··· Input records

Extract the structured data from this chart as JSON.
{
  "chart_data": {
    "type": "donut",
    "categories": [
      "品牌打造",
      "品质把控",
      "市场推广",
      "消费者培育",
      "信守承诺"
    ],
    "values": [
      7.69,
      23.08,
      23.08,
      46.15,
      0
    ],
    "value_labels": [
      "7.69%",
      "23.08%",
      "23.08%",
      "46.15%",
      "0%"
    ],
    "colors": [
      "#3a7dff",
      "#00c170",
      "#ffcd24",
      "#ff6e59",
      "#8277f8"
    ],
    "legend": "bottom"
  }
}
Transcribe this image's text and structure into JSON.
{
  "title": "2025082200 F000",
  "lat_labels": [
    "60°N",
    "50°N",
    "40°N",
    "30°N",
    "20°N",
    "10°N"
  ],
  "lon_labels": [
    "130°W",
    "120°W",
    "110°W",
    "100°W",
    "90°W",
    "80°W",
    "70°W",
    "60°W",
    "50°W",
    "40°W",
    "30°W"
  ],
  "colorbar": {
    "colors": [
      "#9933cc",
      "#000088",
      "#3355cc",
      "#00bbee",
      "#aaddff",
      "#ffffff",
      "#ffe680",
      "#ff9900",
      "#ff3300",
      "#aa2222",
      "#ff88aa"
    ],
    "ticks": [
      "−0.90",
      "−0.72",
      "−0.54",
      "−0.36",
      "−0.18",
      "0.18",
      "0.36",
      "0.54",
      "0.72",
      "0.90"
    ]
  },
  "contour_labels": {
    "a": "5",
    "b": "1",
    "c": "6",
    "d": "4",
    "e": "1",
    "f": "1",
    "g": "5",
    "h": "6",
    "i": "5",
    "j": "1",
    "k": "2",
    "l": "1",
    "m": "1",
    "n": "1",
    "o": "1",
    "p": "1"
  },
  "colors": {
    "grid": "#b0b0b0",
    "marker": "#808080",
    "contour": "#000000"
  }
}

······

Problem details:
Return all of the entries word for word.

The solution:
Extract the structured data from this chart as JSON.
{
  "chart_data": {
    "type": "donut",
    "categories": [
      "品牌打造",
      "品质把控",
      "市场推广",
      "消费者培育",
      "信守承诺"
    ],
    "values": [
      7.69,
      23.08,
      23.08,
      46.15,
      0
    ],
    "value_labels": [
      "7.69%",
      "23.08%",
      "23.08%",
      "46.15%",
      "0%"
    ],
    "colors": [
      "#3a7dff",
      "#00c170",
      "#ffcd24",
      "#ff6e59",
      "#8277f8"
    ],
    "legend": "bottom"
  }
}
Transcribe this image's text and structure into JSON.
{
  "title": "2025082200 F000",
  "lat_labels": [
    "60°N",
    "50°N",
    "40°N",
    "30°N",
    "20°N",
    "10°N"
  ],
  "lon_labels": [
    "130°W",
    "120°W",
    "110°W",
    "100°W",
    "90°W",
    "80°W",
    "70°W",
    "60°W",
    "50°W",
    "40°W",
    "30°W"
  ],
  "colorbar": {
    "colors": [
      "#9933cc",
      "#000088",
      "#3355cc",
      "#00bbee",
      "#aaddff",
      "#ffffff",
      "#ffe680",
      "#ff9900",
      "#ff3300",
      "#aa2222",
      "#ff88aa"
    ],
    "ticks": [
      "−0.90",
      "−0.72",
      "−0.54",
      "−0.36",
      "−0.18",
      "0.18",
      "0.36",
      "0.54",
      "0.72",
      "0.90"
    ]
  },
  "contour_labels": {
    "a": "5",
    "b": "1",
    "c": "6",
    "d": "4",
    "e": "1",
    "f": "1",
    "g": "5",
    "h": "6",
    "i": "5",
    "j": "1",
    "k": "2",
    "l": "1",
    "m": "1",
    "n": "1",
    "o": "1",
    "p": "1"
  },
  "colors": {
    "grid": "#b0b0b0",
    "marker": "#808080",
    "contour": "#000000"
  }
}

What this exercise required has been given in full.